WHAT THE TASK ASKS: In the listing below, identify each line with the word "type" and return those lines.

MATERIAL TO PROCESS:
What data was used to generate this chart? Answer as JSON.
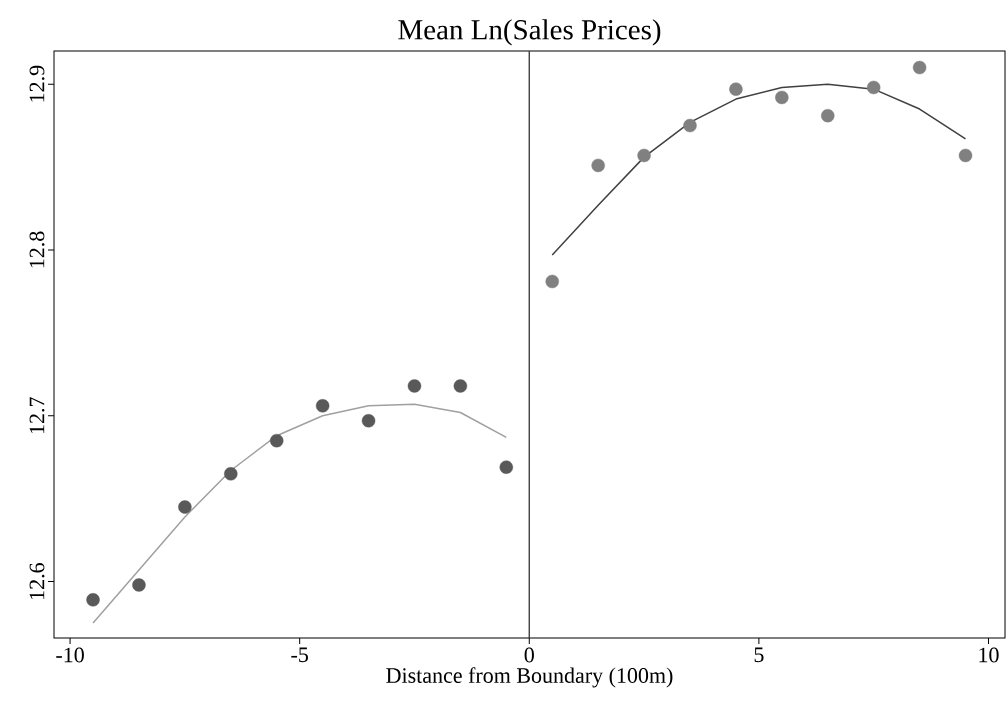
{
  "chart_data": {
    "type": "scatter",
    "title": "Mean Ln(Sales Prices)",
    "xlabel": "Distance from Boundary (100m)",
    "xlim": [
      -10.35,
      10.36
    ],
    "ylim": [
      12.566,
      12.92
    ],
    "xticks": [
      -10,
      -5,
      0,
      5,
      10
    ],
    "yticks": [
      12.6,
      12.7,
      12.8,
      12.9
    ],
    "marker": "circle",
    "series": [
      {
        "color": "#595959",
        "x": [
          -9.5,
          -8.5,
          -7.5,
          -6.5,
          -5.5,
          -4.5,
          -3.5,
          -2.5,
          -1.5,
          -0.5
        ],
        "values": [
          12.589,
          12.598,
          12.645,
          12.665,
          12.685,
          12.706,
          12.697,
          12.718,
          12.718,
          12.669
        ]
      },
      {
        "type": "line",
        "marker": "none",
        "color": "#a0a0a0",
        "x": [
          -9.5,
          -8.5,
          -7.5,
          -6.5,
          -5.5,
          -4.5,
          -3.5,
          -2.5,
          -1.5,
          -0.5
        ],
        "values": [
          12.575,
          12.607,
          12.639,
          12.667,
          12.688,
          12.7,
          12.706,
          12.707,
          12.702,
          12.687
        ]
      },
      {
        "color": "#808080",
        "x": [
          0.5,
          1.5,
          2.5,
          3.5,
          4.5,
          5.5,
          6.5,
          7.5,
          8.5,
          9.5
        ],
        "values": [
          12.781,
          12.851,
          12.857,
          12.875,
          12.897,
          12.892,
          12.881,
          12.898,
          12.91,
          12.857
        ]
      },
      {
        "type": "line",
        "marker": "none",
        "color": "#404040",
        "x": [
          0.5,
          1.5,
          2.5,
          3.5,
          4.5,
          5.5,
          6.5,
          7.5,
          8.5,
          9.5
        ],
        "values": [
          12.797,
          12.827,
          12.856,
          12.877,
          12.891,
          12.898,
          12.9,
          12.897,
          12.885,
          12.867
        ]
      }
    ],
    "ref_lines": [
      {
        "axis": "x",
        "value": 0,
        "color": "#404040"
      }
    ]
  }
}
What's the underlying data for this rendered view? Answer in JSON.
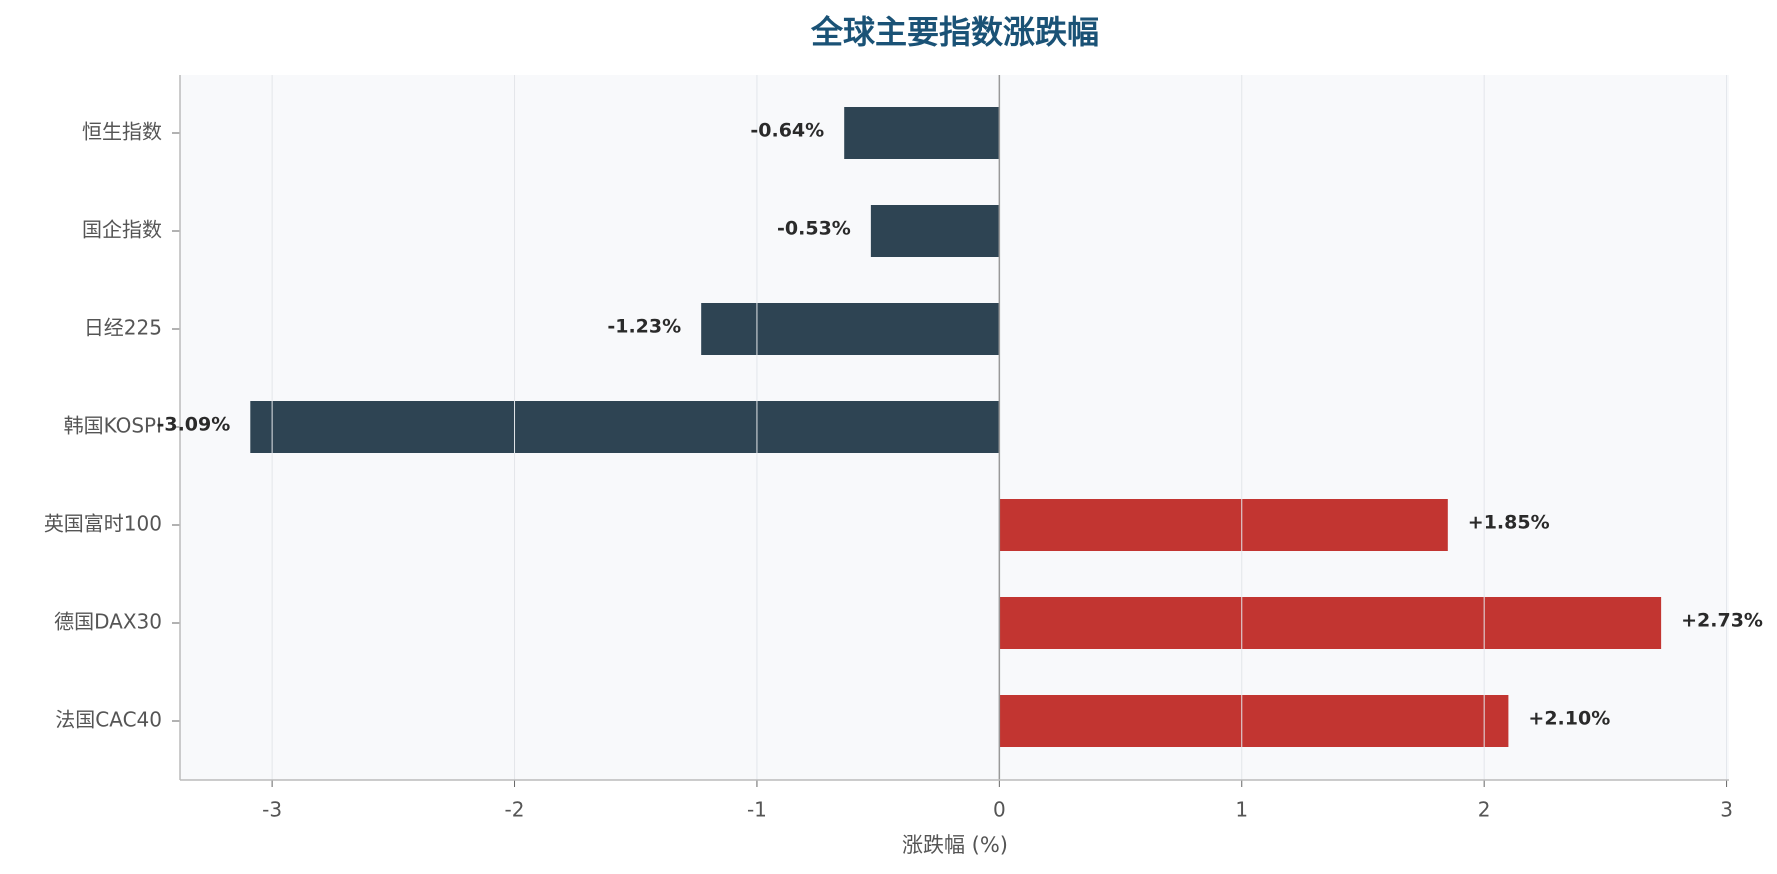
{
  "chart_data": {
    "type": "bar",
    "orientation": "horizontal",
    "title": "全球主要指数涨跌幅",
    "xlabel": "涨跌幅 (%)",
    "categories": [
      "恒生指数",
      "国企指数",
      "日经225",
      "韩国KOSPI",
      "英国富时100",
      "德国DAX30",
      "法国CAC40"
    ],
    "values": [
      -0.64,
      -0.53,
      -1.23,
      -3.09,
      1.85,
      2.73,
      2.1
    ],
    "value_labels": [
      "-0.64%",
      "-0.53%",
      "-1.23%",
      "-3.09%",
      "+1.85%",
      "+2.73%",
      "+2.10%"
    ],
    "colors": [
      "#2e4453",
      "#2e4453",
      "#2e4453",
      "#2e4453",
      "#c23531",
      "#c23531",
      "#c23531"
    ],
    "xlim": [
      -3.38,
      3.01
    ],
    "xticks": [
      -3,
      -2,
      -1,
      0,
      1,
      2,
      3
    ],
    "grid": true
  }
}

RESPONSE:
    "type": "scatter",
        "type": "line",
        "type": "line",
    "type": "bar",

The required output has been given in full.